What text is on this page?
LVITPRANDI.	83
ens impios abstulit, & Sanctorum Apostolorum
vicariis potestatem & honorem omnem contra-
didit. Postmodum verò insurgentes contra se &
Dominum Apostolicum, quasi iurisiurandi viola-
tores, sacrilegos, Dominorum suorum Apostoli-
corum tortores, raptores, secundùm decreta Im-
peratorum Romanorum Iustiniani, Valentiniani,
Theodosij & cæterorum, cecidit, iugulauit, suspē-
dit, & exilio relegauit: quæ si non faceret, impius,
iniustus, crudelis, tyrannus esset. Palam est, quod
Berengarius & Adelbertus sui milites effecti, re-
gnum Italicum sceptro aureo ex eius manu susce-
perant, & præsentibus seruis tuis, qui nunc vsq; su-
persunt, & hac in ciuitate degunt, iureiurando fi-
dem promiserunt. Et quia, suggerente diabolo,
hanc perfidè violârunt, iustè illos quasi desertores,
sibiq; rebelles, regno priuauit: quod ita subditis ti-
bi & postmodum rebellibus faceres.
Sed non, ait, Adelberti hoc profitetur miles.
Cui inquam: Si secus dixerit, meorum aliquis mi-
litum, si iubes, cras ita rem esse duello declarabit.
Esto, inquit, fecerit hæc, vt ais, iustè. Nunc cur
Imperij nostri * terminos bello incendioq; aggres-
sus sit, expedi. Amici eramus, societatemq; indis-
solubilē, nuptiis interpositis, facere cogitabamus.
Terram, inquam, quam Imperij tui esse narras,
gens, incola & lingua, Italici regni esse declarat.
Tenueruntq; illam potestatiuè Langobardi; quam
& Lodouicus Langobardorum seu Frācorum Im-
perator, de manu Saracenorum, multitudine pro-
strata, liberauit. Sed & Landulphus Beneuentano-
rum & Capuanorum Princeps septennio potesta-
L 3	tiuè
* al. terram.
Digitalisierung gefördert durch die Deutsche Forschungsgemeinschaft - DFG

○ ○ ○ ○

_The exercise_
Write out every line of the preceding listing that contains "quod".

_Task solution_
iniustus, crudelis, tyrannus esset. Palam est, quod
sibiq; rebelles, regno priuauit: quod ita subditis ti-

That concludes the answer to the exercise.